**Exercise requirements**
Write out each line of the material again, word for word.

**Saved entries**
##############################
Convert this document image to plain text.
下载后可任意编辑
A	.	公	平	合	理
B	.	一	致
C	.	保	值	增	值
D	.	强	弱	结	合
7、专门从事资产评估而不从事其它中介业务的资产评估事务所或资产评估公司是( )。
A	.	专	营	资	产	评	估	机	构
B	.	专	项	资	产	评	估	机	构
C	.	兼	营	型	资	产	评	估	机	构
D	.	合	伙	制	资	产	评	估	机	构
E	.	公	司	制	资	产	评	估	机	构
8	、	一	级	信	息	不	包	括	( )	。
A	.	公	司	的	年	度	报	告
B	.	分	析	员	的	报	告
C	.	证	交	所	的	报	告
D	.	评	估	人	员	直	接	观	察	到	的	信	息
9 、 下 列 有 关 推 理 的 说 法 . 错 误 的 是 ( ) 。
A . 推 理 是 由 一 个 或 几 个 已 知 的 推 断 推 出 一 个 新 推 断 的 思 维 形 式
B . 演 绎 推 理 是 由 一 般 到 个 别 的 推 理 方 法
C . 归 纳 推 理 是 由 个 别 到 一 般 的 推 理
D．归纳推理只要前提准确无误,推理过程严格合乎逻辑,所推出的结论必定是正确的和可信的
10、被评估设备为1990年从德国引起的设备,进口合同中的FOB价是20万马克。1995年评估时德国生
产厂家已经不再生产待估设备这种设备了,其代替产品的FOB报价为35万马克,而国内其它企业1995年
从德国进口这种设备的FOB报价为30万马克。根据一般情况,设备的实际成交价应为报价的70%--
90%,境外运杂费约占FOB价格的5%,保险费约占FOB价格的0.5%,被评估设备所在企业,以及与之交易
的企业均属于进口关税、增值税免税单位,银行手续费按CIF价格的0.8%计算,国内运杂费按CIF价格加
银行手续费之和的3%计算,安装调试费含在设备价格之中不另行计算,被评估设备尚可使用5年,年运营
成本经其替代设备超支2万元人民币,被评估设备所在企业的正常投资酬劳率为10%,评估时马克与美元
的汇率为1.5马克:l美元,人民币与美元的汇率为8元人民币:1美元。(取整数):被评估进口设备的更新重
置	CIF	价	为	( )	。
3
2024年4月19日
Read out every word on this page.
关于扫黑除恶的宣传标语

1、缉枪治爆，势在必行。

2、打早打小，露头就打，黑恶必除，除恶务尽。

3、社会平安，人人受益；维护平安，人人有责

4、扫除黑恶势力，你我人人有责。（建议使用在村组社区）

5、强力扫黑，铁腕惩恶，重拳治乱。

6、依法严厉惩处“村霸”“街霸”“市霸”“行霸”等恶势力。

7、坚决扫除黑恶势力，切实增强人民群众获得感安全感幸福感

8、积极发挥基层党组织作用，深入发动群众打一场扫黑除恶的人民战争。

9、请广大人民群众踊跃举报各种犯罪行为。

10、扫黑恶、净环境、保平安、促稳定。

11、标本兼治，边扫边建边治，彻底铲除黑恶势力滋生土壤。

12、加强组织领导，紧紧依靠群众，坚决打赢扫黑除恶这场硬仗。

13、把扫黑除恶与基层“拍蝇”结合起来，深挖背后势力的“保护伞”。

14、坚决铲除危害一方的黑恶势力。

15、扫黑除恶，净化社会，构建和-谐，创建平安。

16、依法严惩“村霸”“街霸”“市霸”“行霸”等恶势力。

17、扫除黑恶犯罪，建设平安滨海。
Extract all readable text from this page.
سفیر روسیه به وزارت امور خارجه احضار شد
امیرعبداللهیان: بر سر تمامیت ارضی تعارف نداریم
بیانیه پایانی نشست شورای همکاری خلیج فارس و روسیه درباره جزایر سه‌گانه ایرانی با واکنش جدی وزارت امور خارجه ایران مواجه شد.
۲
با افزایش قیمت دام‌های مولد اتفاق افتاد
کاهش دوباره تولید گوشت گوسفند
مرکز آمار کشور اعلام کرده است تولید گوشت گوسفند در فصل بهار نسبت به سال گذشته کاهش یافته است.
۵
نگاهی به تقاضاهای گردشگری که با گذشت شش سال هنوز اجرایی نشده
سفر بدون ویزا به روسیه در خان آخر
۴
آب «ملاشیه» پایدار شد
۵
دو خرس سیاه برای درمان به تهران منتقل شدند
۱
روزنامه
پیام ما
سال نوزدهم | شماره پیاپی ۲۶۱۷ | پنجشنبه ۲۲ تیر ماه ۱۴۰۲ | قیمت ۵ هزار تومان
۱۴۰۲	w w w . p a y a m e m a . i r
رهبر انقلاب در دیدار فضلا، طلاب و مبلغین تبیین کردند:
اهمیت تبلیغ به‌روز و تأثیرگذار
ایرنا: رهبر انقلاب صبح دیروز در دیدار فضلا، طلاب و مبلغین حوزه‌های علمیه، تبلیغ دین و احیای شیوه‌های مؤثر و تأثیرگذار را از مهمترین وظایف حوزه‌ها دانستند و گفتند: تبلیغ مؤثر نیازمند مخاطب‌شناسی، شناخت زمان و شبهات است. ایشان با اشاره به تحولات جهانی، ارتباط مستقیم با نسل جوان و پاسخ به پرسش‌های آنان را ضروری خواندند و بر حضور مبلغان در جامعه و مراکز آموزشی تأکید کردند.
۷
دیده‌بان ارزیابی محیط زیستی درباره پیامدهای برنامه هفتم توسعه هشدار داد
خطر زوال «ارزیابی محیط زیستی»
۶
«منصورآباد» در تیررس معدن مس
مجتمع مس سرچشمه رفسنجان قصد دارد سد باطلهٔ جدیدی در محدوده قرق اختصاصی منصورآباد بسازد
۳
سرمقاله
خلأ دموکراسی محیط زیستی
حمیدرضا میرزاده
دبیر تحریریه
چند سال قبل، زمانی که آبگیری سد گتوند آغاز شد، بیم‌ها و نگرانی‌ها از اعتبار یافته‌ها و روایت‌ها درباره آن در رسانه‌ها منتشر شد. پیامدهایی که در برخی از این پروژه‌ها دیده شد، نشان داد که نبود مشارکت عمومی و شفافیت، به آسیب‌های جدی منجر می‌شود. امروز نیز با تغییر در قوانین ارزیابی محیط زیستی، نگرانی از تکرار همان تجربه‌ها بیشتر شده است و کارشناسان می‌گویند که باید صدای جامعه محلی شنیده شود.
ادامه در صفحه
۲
##############################
**Exercise answer**
Convert this document image to plain text.
下载后可任意编辑
A	.	公	平	合	理
B	.	一	致
C	.	保	值	增	值
D	.	强	弱	结	合
7、专门从事资产评估而不从事其它中介业务的资产评估事务所或资产评估公司是( )。
A	.	专	营	资	产	评	估	机	构
B	.	专	项	资	产	评	估	机	构
C	.	兼	营	型	资	产	评	估	机	构
D	.	合	伙	制	资	产	评	估	机	构
E	.	公	司	制	资	产	评	估	机	构
8	、	一	级	信	息	不	包	括	( )	。
A	.	公	司	的	年	度	报	告
B	.	分	析	员	的	报	告
C	.	证	交	所	的	报	告
D	.	评	估	人	员	直	接	观	察	到	的	信	息
9 、 下 列 有 关 推 理 的 说 法 . 错 误 的 是 ( ) 。
A . 推 理 是 由 一 个 或 几 个 已 知 的 推 断 推 出 一 个 新 推 断 的 思 维 形 式
B . 演 绎 推 理 是 由 一 般 到 个 别 的 推 理 方 法
C . 归 纳 推 理 是 由 个 别 到 一 般 的 推 理
D．归纳推理只要前提准确无误,推理过程严格合乎逻辑,所推出的结论必定是正确的和可信的
10、被评估设备为1990年从德国引起的设备,进口合同中的FOB价是20万马克。1995年评估时德国生
产厂家已经不再生产待估设备这种设备了,其代替产品的FOB报价为35万马克,而国内其它企业1995年
从德国进口这种设备的FOB报价为30万马克。根据一般情况,设备的实际成交价应为报价的70%--
90%,境外运杂费约占FOB价格的5%,保险费约占FOB价格的0.5%,被评估设备所在企业,以及与之交易
的企业均属于进口关税、增值税免税单位,银行手续费按CIF价格的0.8%计算,国内运杂费按CIF价格加
银行手续费之和的3%计算,安装调试费含在设备价格之中不另行计算,被评估设备尚可使用5年,年运营
成本经其替代设备超支2万元人民币,被评估设备所在企业的正常投资酬劳率为10%,评估时马克与美元
的汇率为1.5马克:l美元,人民币与美元的汇率为8元人民币:1美元。(取整数):被评估进口设备的更新重
置	CIF	价	为	( )	。
3
2024年4月19日
Read out every word on this page.
关于扫黑除恶的宣传标语

1、缉枪治爆，势在必行。

2、打早打小，露头就打，黑恶必除，除恶务尽。

3、社会平安，人人受益；维护平安，人人有责

4、扫除黑恶势力，你我人人有责。（建议使用在村组社区）

5、强力扫黑，铁腕惩恶，重拳治乱。

6、依法严厉惩处“村霸”“街霸”“市霸”“行霸”等恶势力。

7、坚决扫除黑恶势力，切实增强人民群众获得感安全感幸福感

8、积极发挥基层党组织作用，深入发动群众打一场扫黑除恶的人民战争。

9、请广大人民群众踊跃举报各种犯罪行为。

10、扫黑恶、净环境、保平安、促稳定。

11、标本兼治，边扫边建边治，彻底铲除黑恶势力滋生土壤。

12、加强组织领导，紧紧依靠群众，坚决打赢扫黑除恶这场硬仗。

13、把扫黑除恶与基层“拍蝇”结合起来，深挖背后势力的“保护伞”。

14、坚决铲除危害一方的黑恶势力。

15、扫黑除恶，净化社会，构建和-谐，创建平安。

16、依法严惩“村霸”“街霸”“市霸”“行霸”等恶势力。

17、扫除黑恶犯罪，建设平安滨海。
Extract all readable text from this page.
سفیر روسیه به وزارت امور خارجه احضار شد
امیرعبداللهیان: بر سر تمامیت ارضی تعارف نداریم
بیانیه پایانی نشست شورای همکاری خلیج فارس و روسیه درباره جزایر سه‌گانه ایرانی با واکنش جدی وزارت امور خارجه ایران مواجه شد.
۲
با افزایش قیمت دام‌های مولد اتفاق افتاد
کاهش دوباره تولید گوشت گوسفند
مرکز آمار کشور اعلام کرده است تولید گوشت گوسفند در فصل بهار نسبت به سال گذشته کاهش یافته است.
۵
نگاهی به تقاضاهای گردشگری که با گذشت شش سال هنوز اجرایی نشده
سفر بدون ویزا به روسیه در خان آخر
۴
آب «ملاشیه» پایدار شد
۵
دو خرس سیاه برای درمان به تهران منتقل شدند
۱
روزنامه
پیام ما
سال نوزدهم | شماره پیاپی ۲۶۱۷ | پنجشنبه ۲۲ تیر ماه ۱۴۰۲ | قیمت ۵ هزار تومان
۱۴۰۲	w w w . p a y a m e m a . i r
رهبر انقلاب در دیدار فضلا، طلاب و مبلغین تبیین کردند:
اهمیت تبلیغ به‌روز و تأثیرگذار
ایرنا: رهبر انقلاب صبح دیروز در دیدار فضلا، طلاب و مبلغین حوزه‌های علمیه، تبلیغ دین و احیای شیوه‌های مؤثر و تأثیرگذار را از مهمترین وظایف حوزه‌ها دانستند و گفتند: تبلیغ مؤثر نیازمند مخاطب‌شناسی، شناخت زمان و شبهات است. ایشان با اشاره به تحولات جهانی، ارتباط مستقیم با نسل جوان و پاسخ به پرسش‌های آنان را ضروری خواندند و بر حضور مبلغان در جامعه و مراکز آموزشی تأکید کردند.
۷
دیده‌بان ارزیابی محیط زیستی درباره پیامدهای برنامه هفتم توسعه هشدار داد
خطر زوال «ارزیابی محیط زیستی»
۶
«منصورآباد» در تیررس معدن مس
مجتمع مس سرچشمه رفسنجان قصد دارد سد باطلهٔ جدیدی در محدوده قرق اختصاصی منصورآباد بسازد
۳
سرمقاله
خلأ دموکراسی محیط زیستی
حمیدرضا میرزاده
دبیر تحریریه
چند سال قبل، زمانی که آبگیری سد گتوند آغاز شد، بیم‌ها و نگرانی‌ها از اعتبار یافته‌ها و روایت‌ها درباره آن در رسانه‌ها منتشر شد. پیامدهایی که در برخی از این پروژه‌ها دیده شد، نشان داد که نبود مشارکت عمومی و شفافیت، به آسیب‌های جدی منجر می‌شود. امروز نیز با تغییر در قوانین ارزیابی محیط زیستی، نگرانی از تکرار همان تجربه‌ها بیشتر شده است و کارشناسان می‌گویند که باید صدای جامعه محلی شنیده شود.
ادامه در صفحه
۲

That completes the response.